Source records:
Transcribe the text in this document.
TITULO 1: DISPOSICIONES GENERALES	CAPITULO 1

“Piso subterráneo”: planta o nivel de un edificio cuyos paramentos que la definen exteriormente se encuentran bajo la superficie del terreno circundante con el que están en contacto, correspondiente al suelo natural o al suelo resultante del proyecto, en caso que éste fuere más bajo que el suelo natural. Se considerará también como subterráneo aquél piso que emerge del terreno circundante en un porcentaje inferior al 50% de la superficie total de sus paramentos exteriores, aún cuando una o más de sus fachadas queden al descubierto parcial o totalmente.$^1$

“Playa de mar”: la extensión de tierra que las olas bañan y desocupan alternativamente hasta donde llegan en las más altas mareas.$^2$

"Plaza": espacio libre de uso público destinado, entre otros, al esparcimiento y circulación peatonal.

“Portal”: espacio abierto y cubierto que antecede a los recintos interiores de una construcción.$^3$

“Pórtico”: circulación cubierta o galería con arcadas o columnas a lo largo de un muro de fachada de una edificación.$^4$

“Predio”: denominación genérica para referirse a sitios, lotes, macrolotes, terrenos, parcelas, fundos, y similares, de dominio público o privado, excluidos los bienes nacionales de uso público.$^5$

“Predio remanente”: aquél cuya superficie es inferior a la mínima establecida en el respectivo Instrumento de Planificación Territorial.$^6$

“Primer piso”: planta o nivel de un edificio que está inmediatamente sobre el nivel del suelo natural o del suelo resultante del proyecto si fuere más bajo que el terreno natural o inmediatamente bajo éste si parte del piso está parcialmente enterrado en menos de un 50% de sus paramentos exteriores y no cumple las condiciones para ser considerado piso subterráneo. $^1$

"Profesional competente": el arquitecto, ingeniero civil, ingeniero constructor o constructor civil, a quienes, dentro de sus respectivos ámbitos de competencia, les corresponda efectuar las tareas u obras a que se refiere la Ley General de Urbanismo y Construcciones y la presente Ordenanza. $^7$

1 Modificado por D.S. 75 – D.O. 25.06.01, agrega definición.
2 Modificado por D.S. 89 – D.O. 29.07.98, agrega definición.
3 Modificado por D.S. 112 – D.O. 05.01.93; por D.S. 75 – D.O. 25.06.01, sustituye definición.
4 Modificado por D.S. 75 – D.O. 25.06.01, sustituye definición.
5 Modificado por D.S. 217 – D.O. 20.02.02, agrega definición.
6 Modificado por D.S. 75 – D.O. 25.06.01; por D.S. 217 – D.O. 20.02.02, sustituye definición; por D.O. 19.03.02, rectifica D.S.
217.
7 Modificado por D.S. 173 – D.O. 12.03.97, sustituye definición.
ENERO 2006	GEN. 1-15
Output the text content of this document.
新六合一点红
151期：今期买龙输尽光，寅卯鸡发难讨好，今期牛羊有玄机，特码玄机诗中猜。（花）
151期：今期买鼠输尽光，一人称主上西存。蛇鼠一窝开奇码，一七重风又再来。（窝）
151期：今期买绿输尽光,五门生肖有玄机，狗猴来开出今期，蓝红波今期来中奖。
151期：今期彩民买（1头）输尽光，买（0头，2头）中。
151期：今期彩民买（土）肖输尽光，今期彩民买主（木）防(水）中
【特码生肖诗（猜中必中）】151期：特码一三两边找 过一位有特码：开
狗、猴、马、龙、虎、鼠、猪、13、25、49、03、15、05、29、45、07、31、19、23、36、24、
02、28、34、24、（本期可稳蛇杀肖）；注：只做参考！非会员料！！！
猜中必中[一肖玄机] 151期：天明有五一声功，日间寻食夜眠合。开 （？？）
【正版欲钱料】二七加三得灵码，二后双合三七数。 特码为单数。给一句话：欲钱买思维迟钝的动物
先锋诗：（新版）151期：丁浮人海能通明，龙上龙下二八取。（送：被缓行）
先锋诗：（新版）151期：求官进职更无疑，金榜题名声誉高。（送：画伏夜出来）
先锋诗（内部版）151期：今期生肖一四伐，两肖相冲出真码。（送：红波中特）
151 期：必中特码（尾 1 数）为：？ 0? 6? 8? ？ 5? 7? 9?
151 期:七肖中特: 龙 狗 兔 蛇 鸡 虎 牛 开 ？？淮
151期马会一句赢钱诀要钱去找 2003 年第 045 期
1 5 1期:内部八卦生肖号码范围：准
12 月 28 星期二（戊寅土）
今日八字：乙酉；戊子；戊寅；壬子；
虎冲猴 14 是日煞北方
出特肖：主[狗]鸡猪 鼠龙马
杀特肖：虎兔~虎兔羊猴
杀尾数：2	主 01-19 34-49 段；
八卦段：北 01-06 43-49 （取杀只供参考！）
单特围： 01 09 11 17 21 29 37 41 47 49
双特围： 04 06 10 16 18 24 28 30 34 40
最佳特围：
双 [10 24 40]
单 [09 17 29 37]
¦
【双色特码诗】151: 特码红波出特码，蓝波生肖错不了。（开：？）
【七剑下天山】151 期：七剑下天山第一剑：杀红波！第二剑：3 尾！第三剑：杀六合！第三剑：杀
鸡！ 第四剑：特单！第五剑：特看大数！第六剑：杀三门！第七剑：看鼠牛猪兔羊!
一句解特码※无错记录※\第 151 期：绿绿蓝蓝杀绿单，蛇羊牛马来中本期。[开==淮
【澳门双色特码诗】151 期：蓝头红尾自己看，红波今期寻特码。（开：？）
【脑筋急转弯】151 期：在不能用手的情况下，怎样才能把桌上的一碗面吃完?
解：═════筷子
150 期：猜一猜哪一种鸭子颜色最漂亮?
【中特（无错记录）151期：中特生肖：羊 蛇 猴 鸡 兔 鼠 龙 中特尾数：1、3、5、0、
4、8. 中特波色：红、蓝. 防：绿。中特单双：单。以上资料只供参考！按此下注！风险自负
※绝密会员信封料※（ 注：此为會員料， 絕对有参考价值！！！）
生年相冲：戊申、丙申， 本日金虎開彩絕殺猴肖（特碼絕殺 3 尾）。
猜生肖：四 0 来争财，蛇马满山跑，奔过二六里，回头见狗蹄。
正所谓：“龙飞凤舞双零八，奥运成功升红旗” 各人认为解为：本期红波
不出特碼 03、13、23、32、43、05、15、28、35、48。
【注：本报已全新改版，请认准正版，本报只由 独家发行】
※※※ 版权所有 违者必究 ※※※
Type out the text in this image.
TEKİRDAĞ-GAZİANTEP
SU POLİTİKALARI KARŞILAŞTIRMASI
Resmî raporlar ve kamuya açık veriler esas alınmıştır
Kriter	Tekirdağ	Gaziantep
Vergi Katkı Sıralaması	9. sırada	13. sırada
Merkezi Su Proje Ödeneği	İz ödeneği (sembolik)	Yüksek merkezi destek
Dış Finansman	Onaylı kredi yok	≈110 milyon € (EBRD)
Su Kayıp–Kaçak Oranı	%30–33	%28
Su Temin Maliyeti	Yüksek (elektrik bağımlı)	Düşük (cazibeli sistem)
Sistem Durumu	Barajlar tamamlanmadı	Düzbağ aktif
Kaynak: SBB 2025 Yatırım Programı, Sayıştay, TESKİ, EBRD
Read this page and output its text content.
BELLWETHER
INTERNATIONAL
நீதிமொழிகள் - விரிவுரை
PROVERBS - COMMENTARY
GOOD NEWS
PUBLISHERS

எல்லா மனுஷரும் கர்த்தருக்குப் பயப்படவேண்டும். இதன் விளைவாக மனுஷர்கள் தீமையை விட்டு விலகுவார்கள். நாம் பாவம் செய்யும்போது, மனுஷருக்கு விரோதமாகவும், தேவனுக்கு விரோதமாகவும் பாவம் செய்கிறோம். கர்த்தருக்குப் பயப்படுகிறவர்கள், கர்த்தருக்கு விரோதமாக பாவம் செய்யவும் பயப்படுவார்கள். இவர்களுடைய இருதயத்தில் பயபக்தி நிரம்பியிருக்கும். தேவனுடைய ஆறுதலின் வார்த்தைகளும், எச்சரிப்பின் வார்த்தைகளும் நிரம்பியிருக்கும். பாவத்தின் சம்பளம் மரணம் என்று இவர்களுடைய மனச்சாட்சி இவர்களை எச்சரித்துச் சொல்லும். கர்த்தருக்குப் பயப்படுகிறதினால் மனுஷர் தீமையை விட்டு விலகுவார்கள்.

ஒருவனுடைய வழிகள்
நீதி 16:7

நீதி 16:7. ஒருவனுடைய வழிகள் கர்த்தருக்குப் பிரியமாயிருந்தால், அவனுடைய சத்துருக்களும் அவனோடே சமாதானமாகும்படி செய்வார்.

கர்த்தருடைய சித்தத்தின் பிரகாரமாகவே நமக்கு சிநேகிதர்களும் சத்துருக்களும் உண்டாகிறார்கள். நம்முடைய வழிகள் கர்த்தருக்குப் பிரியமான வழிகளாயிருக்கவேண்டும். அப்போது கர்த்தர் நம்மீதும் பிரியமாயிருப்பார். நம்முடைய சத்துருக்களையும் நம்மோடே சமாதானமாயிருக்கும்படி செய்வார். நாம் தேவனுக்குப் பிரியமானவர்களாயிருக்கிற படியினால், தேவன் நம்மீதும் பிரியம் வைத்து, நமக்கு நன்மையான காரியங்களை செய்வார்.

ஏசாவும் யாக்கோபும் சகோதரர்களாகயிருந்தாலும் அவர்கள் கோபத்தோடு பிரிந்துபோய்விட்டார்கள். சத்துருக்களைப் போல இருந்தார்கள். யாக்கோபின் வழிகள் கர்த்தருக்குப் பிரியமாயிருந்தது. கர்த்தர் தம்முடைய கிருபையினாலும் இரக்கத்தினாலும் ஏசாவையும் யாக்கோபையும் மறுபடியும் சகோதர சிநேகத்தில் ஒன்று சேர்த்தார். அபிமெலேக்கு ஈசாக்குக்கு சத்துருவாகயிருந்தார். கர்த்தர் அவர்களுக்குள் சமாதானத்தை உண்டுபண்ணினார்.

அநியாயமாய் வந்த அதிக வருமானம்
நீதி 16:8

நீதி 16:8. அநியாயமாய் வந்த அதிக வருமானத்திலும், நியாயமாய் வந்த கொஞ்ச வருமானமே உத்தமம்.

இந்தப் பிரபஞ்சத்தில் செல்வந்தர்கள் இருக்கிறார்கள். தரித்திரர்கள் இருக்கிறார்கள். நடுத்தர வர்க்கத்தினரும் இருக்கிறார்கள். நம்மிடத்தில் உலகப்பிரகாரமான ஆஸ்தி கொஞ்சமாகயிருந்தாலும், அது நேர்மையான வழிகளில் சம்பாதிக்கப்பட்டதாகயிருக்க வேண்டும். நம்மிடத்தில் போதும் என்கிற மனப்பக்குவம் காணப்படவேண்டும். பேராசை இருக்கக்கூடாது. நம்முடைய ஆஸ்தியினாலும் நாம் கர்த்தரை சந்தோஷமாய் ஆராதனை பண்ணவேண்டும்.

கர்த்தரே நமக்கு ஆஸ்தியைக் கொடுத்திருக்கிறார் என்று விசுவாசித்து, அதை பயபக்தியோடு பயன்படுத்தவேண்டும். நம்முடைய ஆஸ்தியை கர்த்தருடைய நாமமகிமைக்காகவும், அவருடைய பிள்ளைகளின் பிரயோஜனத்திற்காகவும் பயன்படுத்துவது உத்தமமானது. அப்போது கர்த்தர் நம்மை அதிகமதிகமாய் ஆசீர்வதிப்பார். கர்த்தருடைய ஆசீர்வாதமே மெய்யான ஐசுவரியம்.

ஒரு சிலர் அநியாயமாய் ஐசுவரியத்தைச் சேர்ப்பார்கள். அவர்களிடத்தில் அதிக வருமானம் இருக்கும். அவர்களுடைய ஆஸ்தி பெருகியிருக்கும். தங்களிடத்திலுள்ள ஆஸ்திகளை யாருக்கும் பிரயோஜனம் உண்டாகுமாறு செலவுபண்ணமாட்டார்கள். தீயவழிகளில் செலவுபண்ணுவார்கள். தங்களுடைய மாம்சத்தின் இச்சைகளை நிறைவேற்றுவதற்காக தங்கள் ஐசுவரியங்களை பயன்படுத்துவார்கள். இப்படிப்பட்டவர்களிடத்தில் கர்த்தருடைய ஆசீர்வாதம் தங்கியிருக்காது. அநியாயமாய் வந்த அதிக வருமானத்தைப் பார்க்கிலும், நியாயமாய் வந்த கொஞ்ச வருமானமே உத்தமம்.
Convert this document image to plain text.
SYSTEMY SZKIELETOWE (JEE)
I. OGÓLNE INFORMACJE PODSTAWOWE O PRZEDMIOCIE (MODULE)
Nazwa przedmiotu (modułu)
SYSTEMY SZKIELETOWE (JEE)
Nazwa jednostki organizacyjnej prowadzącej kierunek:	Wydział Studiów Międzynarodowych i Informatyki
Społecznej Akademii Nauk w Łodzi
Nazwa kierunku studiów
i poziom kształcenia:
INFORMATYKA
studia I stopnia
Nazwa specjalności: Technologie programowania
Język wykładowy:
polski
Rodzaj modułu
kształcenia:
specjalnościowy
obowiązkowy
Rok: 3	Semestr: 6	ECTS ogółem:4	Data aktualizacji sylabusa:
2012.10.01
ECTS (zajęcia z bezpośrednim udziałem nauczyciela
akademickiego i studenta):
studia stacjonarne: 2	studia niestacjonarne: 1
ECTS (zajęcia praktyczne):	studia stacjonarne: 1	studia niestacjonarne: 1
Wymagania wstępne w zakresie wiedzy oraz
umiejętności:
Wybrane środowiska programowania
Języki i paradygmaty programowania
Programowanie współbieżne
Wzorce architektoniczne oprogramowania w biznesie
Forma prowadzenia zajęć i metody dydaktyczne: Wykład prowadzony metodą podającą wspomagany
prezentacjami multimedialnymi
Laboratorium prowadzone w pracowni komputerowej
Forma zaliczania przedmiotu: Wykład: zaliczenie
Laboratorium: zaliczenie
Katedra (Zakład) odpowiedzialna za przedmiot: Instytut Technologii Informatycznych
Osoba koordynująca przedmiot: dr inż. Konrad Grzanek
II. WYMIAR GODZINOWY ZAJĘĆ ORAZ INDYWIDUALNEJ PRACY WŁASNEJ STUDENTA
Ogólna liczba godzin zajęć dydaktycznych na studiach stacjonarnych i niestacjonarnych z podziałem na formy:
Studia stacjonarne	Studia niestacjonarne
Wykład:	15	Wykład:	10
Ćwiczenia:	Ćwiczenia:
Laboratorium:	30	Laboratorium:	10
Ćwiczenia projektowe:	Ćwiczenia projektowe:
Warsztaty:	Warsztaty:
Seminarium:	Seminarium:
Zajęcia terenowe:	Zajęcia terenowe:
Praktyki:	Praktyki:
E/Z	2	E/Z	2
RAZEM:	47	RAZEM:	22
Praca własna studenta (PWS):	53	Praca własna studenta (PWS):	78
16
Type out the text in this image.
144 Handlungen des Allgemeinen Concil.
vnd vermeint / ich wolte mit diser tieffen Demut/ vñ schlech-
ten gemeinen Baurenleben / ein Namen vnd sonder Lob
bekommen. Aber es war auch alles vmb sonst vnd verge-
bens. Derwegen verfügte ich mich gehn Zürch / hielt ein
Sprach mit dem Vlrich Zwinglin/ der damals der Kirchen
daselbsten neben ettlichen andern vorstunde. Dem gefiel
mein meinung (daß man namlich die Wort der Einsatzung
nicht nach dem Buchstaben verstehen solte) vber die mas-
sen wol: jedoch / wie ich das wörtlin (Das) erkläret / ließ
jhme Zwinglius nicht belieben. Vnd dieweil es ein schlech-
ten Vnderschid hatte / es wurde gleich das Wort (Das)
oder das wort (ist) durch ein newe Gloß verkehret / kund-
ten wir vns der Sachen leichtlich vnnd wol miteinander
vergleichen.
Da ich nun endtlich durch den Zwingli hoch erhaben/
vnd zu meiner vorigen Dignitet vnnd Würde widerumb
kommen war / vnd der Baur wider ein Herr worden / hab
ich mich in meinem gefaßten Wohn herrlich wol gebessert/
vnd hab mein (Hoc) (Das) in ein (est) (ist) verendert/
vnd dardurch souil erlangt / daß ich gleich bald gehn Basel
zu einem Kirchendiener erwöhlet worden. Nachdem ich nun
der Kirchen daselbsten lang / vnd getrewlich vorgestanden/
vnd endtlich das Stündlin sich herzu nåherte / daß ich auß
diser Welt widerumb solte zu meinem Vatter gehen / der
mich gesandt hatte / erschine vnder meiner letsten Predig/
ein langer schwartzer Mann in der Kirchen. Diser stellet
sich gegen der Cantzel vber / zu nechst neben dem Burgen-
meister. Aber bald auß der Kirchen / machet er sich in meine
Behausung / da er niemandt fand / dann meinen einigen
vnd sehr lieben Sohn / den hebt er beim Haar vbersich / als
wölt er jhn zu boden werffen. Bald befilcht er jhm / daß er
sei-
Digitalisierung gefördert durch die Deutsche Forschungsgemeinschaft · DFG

**Exercise task:** Scan the material and collect every line that contains "vnnd".

**Task answer:**
ten wir vns der Sachen leichtlich vnnd wol miteinander
vnd zu meiner vorigen Dignitet vnnd Würde widerumb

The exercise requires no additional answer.